• Task item: Filter the entries below down to the lines that hold "YARMOLYUK".

• Input records:

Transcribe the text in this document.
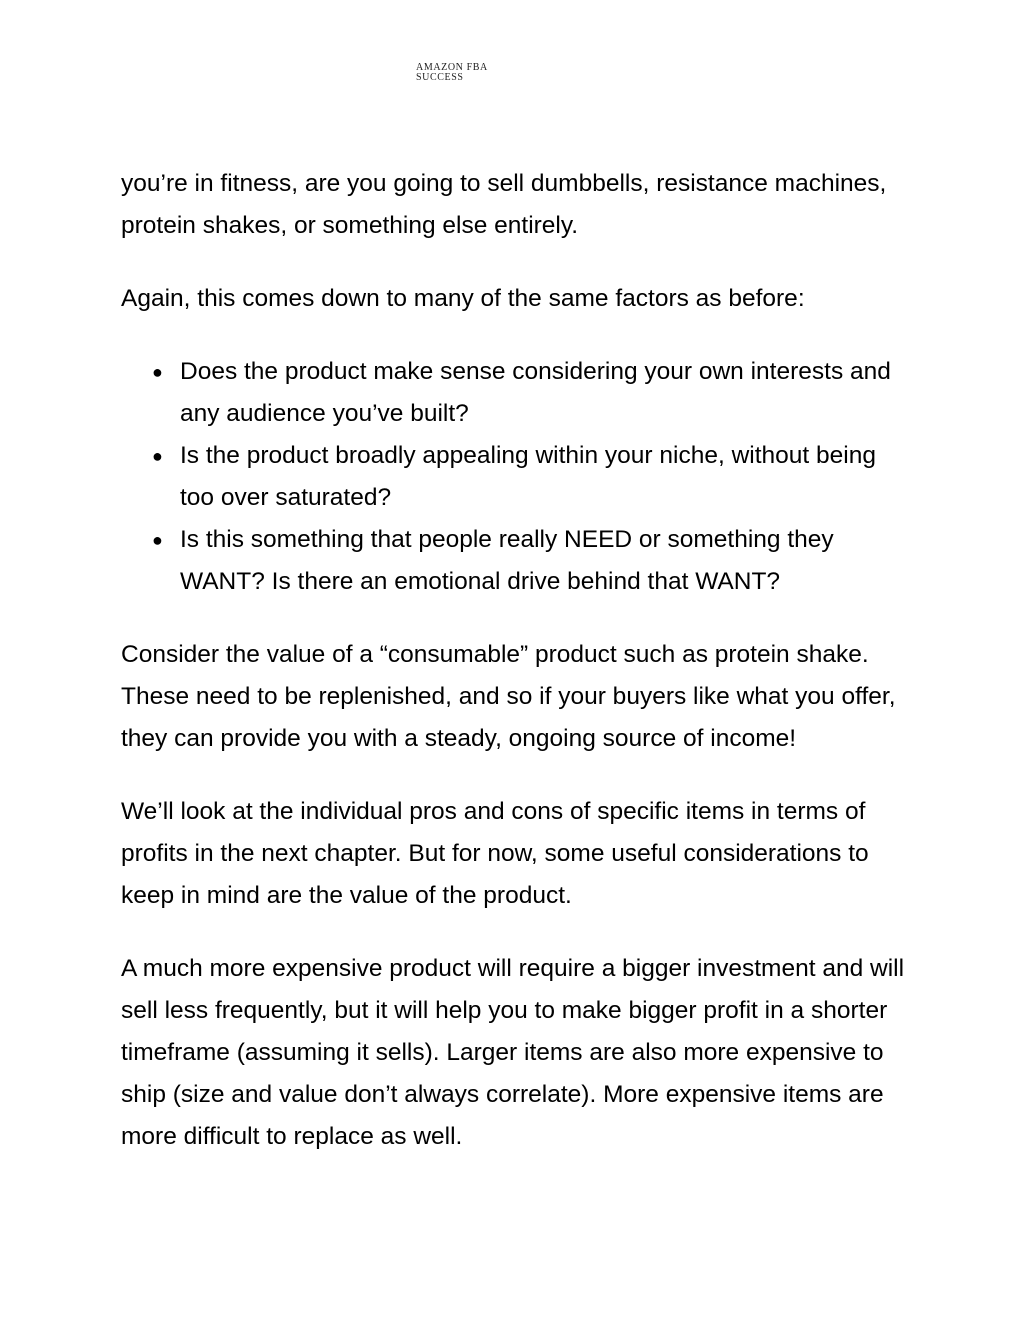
AMAZON FBA
SUCCESS

you’re in fitness, are you going to sell dumbbells, resistance machines, protein shakes, or something else entirely.

Again, this comes down to many of the same factors as before:

● Does the product make sense considering your own interests and any audience you’ve built?
● Is the product broadly appealing within your niche, without being too over saturated?
● Is this something that people really NEED or something they WANT? Is there an emotional drive behind that WANT?

Consider the value of a “consumable” product such as protein shake. These need to be replenished, and so if your buyers like what you offer, they can provide you with a steady, ongoing source of income!

We’ll look at the individual pros and cons of specific items in terms of profits in the next chapter. But for now, some useful considerations to keep in mind are the value of the product.

A much more expensive product will require a bigger investment and will sell less frequently, but it will help you to make bigger profit in a shorter timeframe (assuming it sells). Larger items are also more expensive to ship (size and value don’t always correlate). More expensive items are more difficult to replace as well.
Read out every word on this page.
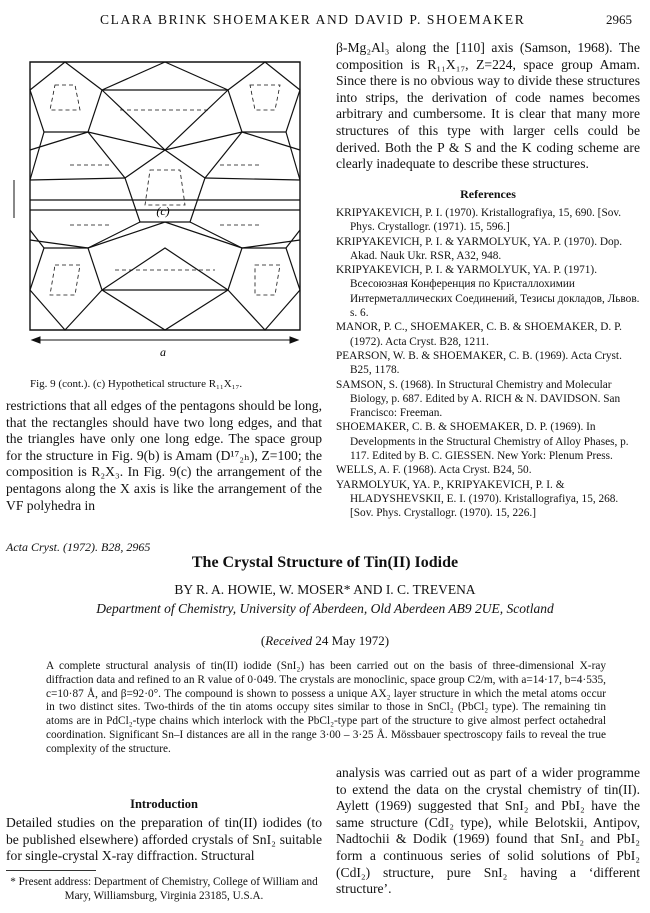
CLARA BRINK SHOEMAKER AND DAVID P. SHOEMAKER	2965
(c)
a
Fig. 9 (cont.). (c) Hypothetical structure R₁₁X₁₇.
restrictions that all edges of the pentagons should be long, that the rectangles should have two long edges, and that the triangles have only one long edge. The space group for the structure in Fig. 9(b) is Amam (D¹⁷₂ₕ), Z=100; the composition is R₂X₃. In Fig. 9(c) the arrangement of the pentagons along the X axis is like the arrangement of the VF polyhedra in
β-Mg₂Al₃ along the [110] axis (Samson, 1968). The composition is R₁₁X₁₇, Z=224, space group Amam. Since there is no obvious way to divide these structures into strips, the derivation of code names becomes arbitrary and cumbersome. It is clear that many more structures of this type with larger cells could be derived. Both the P & S and the K coding scheme are clearly inadequate to describe these structures.
References

KRIPYAKEVICH, P. I. (1970). Kristallografiya, 15, 690. [Sov. Phys. Crystallogr. (1971). 15, 596.]

KRIPYAKEVICH, P. I. & YARMOLYUK, YA. P. (1970). Dop. Akad. Nauk Ukr. RSR, A32, 948.

KRIPYAKEVICH, P. I. & YARMOLYUK, YA. P. (1971). Всесоюзная Конференция по Кристаллохимии Интерметаллических Соединений, Тезисы докладов, Львов. s. 6.

MANOR, P. C., SHOEMAKER, C. B. & SHOEMAKER, D. P. (1972). Acta Cryst. B28, 1211.

PEARSON, W. B. & SHOEMAKER, C. B. (1969). Acta Cryst. B25, 1178.

SAMSON, S. (1968). In Structural Chemistry and Molecular Biology, p. 687. Edited by A. RICH & N. DAVIDSON. San Francisco: Freeman.

SHOEMAKER, C. B. & SHOEMAKER, D. P. (1969). In Developments in the Structural Chemistry of Alloy Phases, p. 117. Edited by B. C. GIESSEN. New York: Plenum Press.

WELLS, A. F. (1968). Acta Cryst. B24, 50.

YARMOLYUK, YA. P., KRIPYAKEVICH, P. I. & HLADYSHEVSKII, E. I. (1970). Kristallografiya, 15, 268. [Sov. Phys. Crystallogr. (1970). 15, 226.]

Acta Cryst. (1972). B28, 2965
The Crystal Structure of Tin(II) Iodide
BY R. A. HOWIE, W. MOSER* AND I. C. TREVENA
Department of Chemistry, University of Aberdeen, Old Aberdeen AB9 2UE, Scotland
(Received 24 May 1972)
A complete structural analysis of tin(II) iodide (SnI₂) has been carried out on the basis of three-dimensional X-ray diffraction data and refined to an R value of 0·049. The crystals are monoclinic, space group C2/m, with a=14·17, b=4·535, c=10·87 Å, and β=92·0°. The compound is shown to possess a unique AX₂ layer structure in which the metal atoms occur in two distinct sites. Two-thirds of the tin atoms occupy sites similar to those in SnCl₂ (PbCl₂ type). The remaining tin atoms are in PdCl₂-type chains which interlock with the PbCl₂-type part of the structure to give almost perfect octahedral coordination. Significant Sn–I distances are all in the range 3·00 – 3·25 Å. Mössbauer spectroscopy fails to reveal the true complexity of the structure.
Introduction
Detailed studies on the preparation of tin(II) iodides (to be published elsewhere) afforded crystals of SnI₂ suitable for single-crystal X-ray diffraction. Structural
analysis was carried out as part of a wider programme to extend the data on the crystal chemistry of tin(II). Aylett (1969) suggested that SnI₂ and PbI₂ have the same structure (CdI₂ type), while Belotskii, Antipov, Nadtochii & Dodik (1969) found that SnI₂ and PbI₂ form a continuous series of solid solutions of PbI₂ (CdI₂) structure, pure SnI₂ having a ‘different structure’.
* Present address: Department of Chemistry, College of William and Mary, Williamsburg, Virginia 23185, U.S.A.
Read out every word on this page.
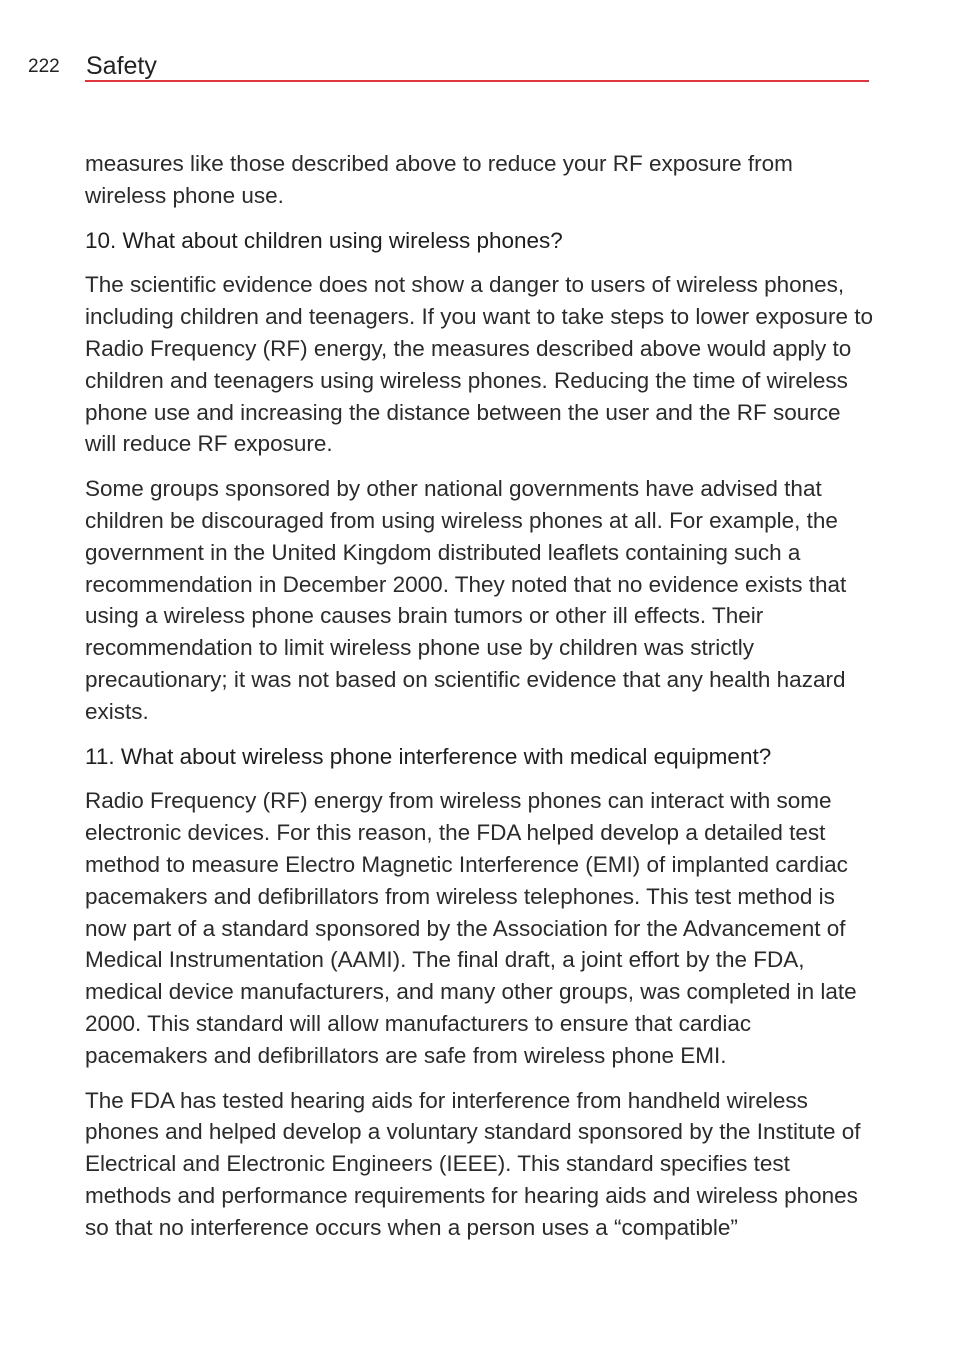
222 Safety

measures like those described above to reduce your RF exposure from wireless phone use.

10. What about children using wireless phones?

The scientific evidence does not show a danger to users of wireless phones, including children and teenagers. If you want to take steps to lower exposure to Radio Frequency (RF) energy, the measures described above would apply to children and teenagers using wireless phones. Reducing the time of wireless phone use and increasing the distance between the user and the RF source will reduce RF exposure.

Some groups sponsored by other national governments have advised that children be discouraged from using wireless phones at all. For example, the government in the United Kingdom distributed leaflets containing such a recommendation in December 2000. They noted that no evidence exists that using a wireless phone causes brain tumors or other ill effects. Their recommendation to limit wireless phone use by children was strictly precautionary; it was not based on scientific evidence that any health hazard exists.

11. What about wireless phone interference with medical equipment?

Radio Frequency (RF) energy from wireless phones can interact with some electronic devices. For this reason, the FDA helped develop a detailed test method to measure Electro Magnetic Interference (EMI) of implanted cardiac pacemakers and defibrillators from wireless telephones. This test method is now part of a standard sponsored by the Association for the Advancement of Medical Instrumentation (AAMI). The final draft, a joint effort by the FDA, medical device manufacturers, and many other groups, was completed in late 2000. This standard will allow manufacturers to ensure that cardiac pacemakers and defibrillators are safe from wireless phone EMI.

The FDA has tested hearing aids for interference from handheld wireless phones and helped develop a voluntary standard sponsored by the Institute of Electrical and Electronic Engineers (IEEE). This standard specifies test methods and performance requirements for hearing aids and wireless phones so that no interference occurs when a person uses a “compatible”
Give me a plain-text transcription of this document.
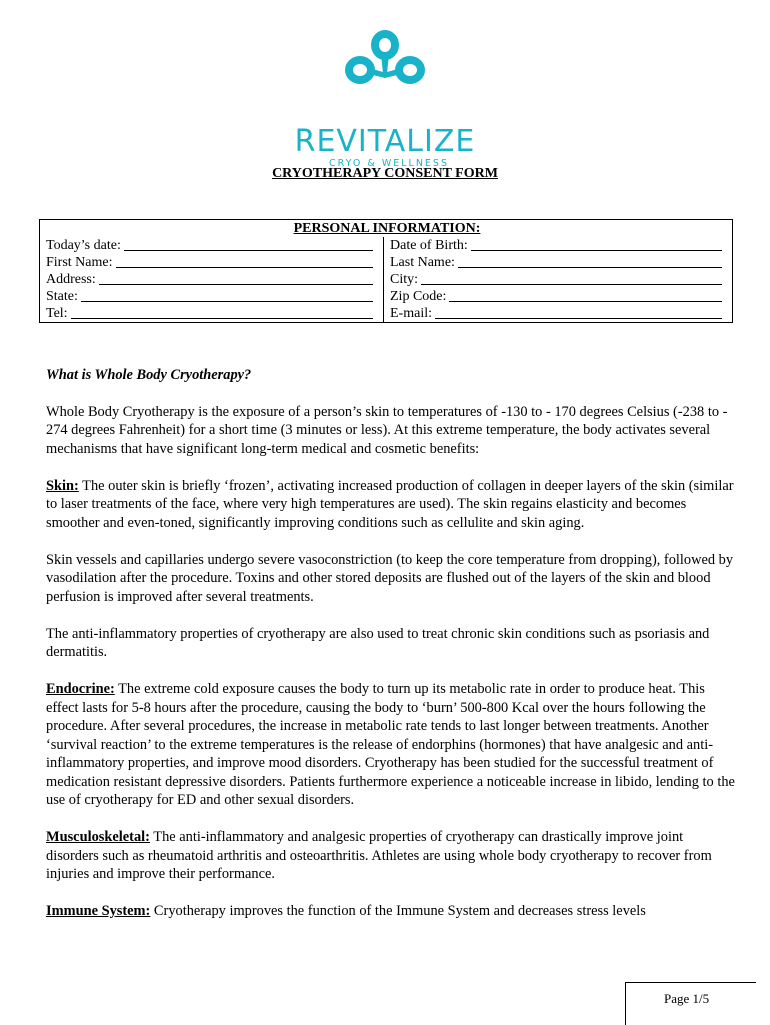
REVITALIZE
CRYO & WELLNESS
CRYOTHERAPY CONSENT FORM
PERSONAL INFORMATION:	

Today’s date:	Date of Birth:

First Name:	Last Name:

Address:	City:

State:	Zip Code:

Tel:	E-mail:

What is Whole Body Cryotherapy?

Whole Body Cryotherapy is the exposure of a person’s skin to temperatures of -130 to - 170 degrees Celsius (-238 to - 274 degrees Fahrenheit) for a short time (3 minutes or less). At this extreme temperature, the body activates several mechanisms that have significant long-term medical and cosmetic benefits:

Skin: The outer skin is briefly ‘frozen’, activating increased production of collagen in deeper layers of the skin (similar to laser treatments of the face, where very high temperatures are used). The skin regains elasticity and becomes smoother and even-toned, significantly improving conditions such as cellulite and skin aging.

Skin vessels and capillaries undergo severe vasoconstriction (to keep the core temperature from dropping), followed by vasodilation after the procedure. Toxins and other stored deposits are flushed out of the layers of the skin and blood perfusion is improved after several treatments.

The anti-inflammatory properties of cryotherapy are also used to treat chronic skin conditions such as psoriasis and dermatitis.

Endocrine: The extreme cold exposure causes the body to turn up its metabolic rate in order to produce heat. This effect lasts for 5-8 hours after the procedure, causing the body to ‘burn’ 500-800 Kcal over the hours following the procedure. After several procedures, the increase in metabolic rate tends to last longer between treatments. Another ‘survival reaction’ to the extreme temperatures is the release of endorphins (hormones) that have analgesic and anti-inflammatory properties, and improve mood disorders. Cryotherapy has been studied for the successful treatment of medication resistant depressive disorders. Patients furthermore experience a noticeable increase in libido, lending to the use of cryotherapy for ED and other sexual disorders.

Musculoskeletal: The anti-inflammatory and analgesic properties of cryotherapy can drastically improve joint disorders such as rheumatoid arthritis and osteoarthritis. Athletes are using whole body cryotherapy to recover from injuries and improve their performance.

Immune System: Cryotherapy improves the function of the Immune System and decreases stress levels

Page 1/5
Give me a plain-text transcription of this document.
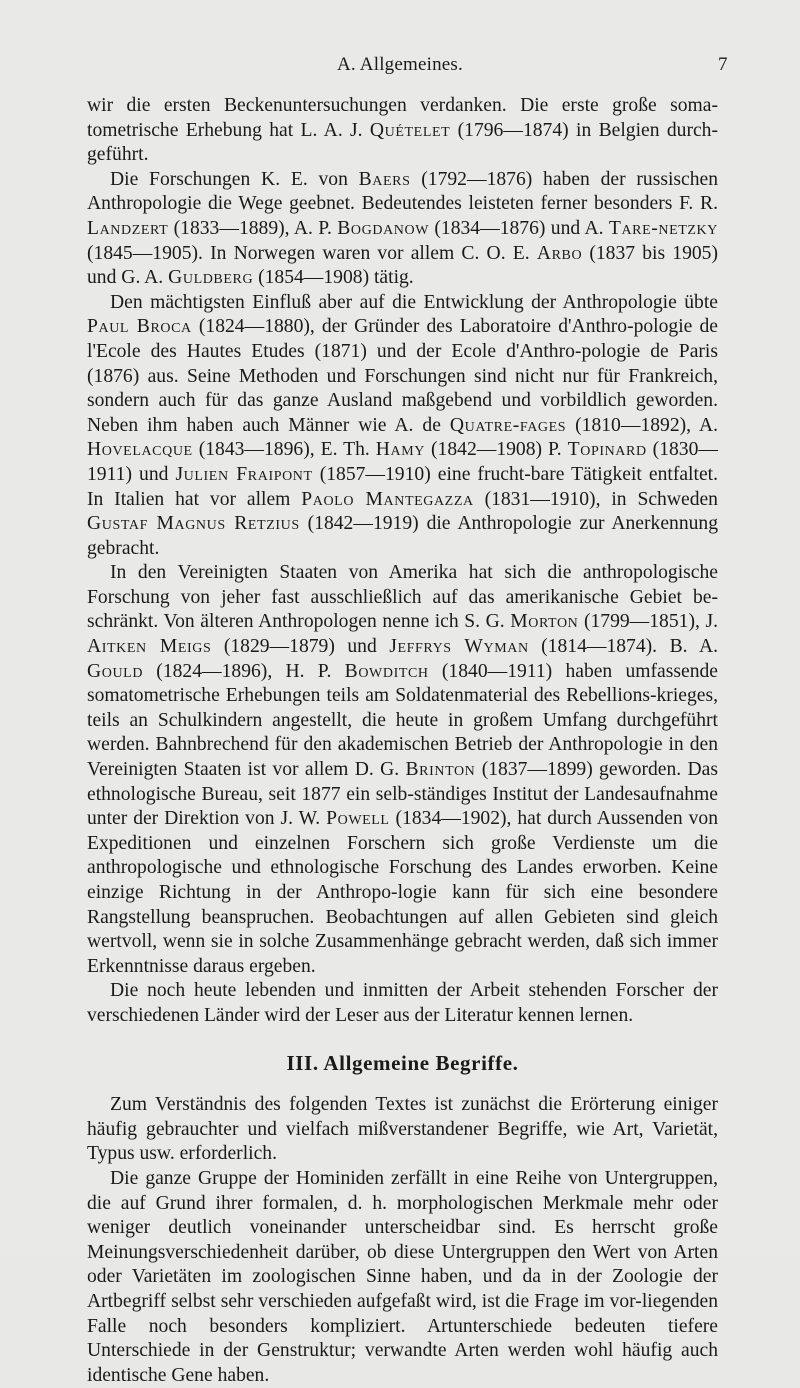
A. Allgemeines.	7

wir die ersten Beckenuntersuchungen verdanken. Die erste große soma-tometrische Erhebung hat L. A. J. Quételet (1796—1874) in Belgien durch-geführt.

Die Forschungen K. E. von Baers (1792—1876) haben der russischen Anthropologie die Wege geebnet. Bedeutendes leisteten ferner besonders F. R. Landzert (1833—1889), A. P. Bogdanow (1834—1876) und A. Tare-netzky (1845—1905). In Norwegen waren vor allem C. O. E. Arbo (1837 bis 1905) und G. A. Guldberg (1854—1908) tätig.

Den mächtigsten Einfluß aber auf die Entwicklung der Anthropologie übte Paul Broca (1824—1880), der Gründer des Laboratoire d'Anthro-pologie de l'Ecole des Hautes Etudes (1871) und der Ecole d'Anthro-pologie de Paris (1876) aus. Seine Methoden und Forschungen sind nicht nur für Frankreich, sondern auch für das ganze Ausland maßgebend und vorbildlich geworden. Neben ihm haben auch Männer wie A. de Quatre-fages (1810—1892), A. Hovelacque (1843—1896), E. Th. Hamy (1842—1908) P. Topinard (1830—1911) und Julien Fraipont (1857—1910) eine frucht-bare Tätigkeit entfaltet. In Italien hat vor allem Paolo Mantegazza (1831—1910), in Schweden Gustaf Magnus Retzius (1842—1919) die Anthropologie zur Anerkennung gebracht.

In den Vereinigten Staaten von Amerika hat sich die anthropologische Forschung von jeher fast ausschließlich auf das amerikanische Gebiet be-schränkt. Von älteren Anthropologen nenne ich S. G. Morton (1799—1851), J. Aitken Meigs (1829—1879) und Jeffrys Wyman (1814—1874). B. A. Gould (1824—1896), H. P. Bowditch (1840—1911) haben umfassende somatometrische Erhebungen teils am Soldatenmaterial des Rebellions-krieges, teils an Schulkindern angestellt, die heute in großem Umfang durchgeführt werden. Bahnbrechend für den akademischen Betrieb der Anthropologie in den Vereinigten Staaten ist vor allem D. G. Brinton (1837—1899) geworden. Das ethnologische Bureau, seit 1877 ein selb-ständiges Institut der Landesaufnahme unter der Direktion von J. W. Powell (1834—1902), hat durch Aussenden von Expeditionen und einzelnen Forschern sich große Verdienste um die anthropologische und ethnologische Forschung des Landes erworben. Keine einzige Richtung in der Anthropo-logie kann für sich eine besondere Rangstellung beanspruchen. Beobachtungen auf allen Gebieten sind gleich wertvoll, wenn sie in solche Zusammenhänge gebracht werden, daß sich immer Erkenntnisse daraus ergeben.

Die noch heute lebenden und inmitten der Arbeit stehenden Forscher der verschiedenen Länder wird der Leser aus der Literatur kennen lernen.

III. Allgemeine Begriffe.

Zum Verständnis des folgenden Textes ist zunächst die Erörterung einiger häufig gebrauchter und vielfach mißverstandener Begriffe, wie Art, Varietät, Typus usw. erforderlich.

Die ganze Gruppe der Hominiden zerfällt in eine Reihe von Untergruppen, die auf Grund ihrer formalen, d. h. morphologischen Merkmale mehr oder weniger deutlich voneinander unterscheidbar sind. Es herrscht große Meinungsverschiedenheit darüber, ob diese Untergruppen den Wert von Arten oder Varietäten im zoologischen Sinne haben, und da in der Zoologie der Artbegriff selbst sehr verschieden aufgefaßt wird, ist die Frage im vor-liegenden Falle noch besonders kompliziert. Artunterschiede bedeuten tiefere Unterschiede in der Genstruktur; verwandte Arten werden wohl häufig auch identische Gene haben.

• Task answer:
KRIPYAKEVICH, P. I. & YARMOLYUK, YA. P. (1970). Dop. Akad. Nauk Ukr. RSR, A32, 948.
KRIPYAKEVICH, P. I. & YARMOLYUK, YA. P. (1971). Всесоюзная Конференция по Кристаллохимии Интерметаллических Соединений, Тезисы докладов, Львов. s. 6.
YARMOLYUK, YA. P., KRIPYAKEVICH, P. I. & HLADYSHEVSKII, E. I. (1970). Kristallografiya, 15, 268. [Sov. Phys. Crystallogr. (1970). 15, 226.]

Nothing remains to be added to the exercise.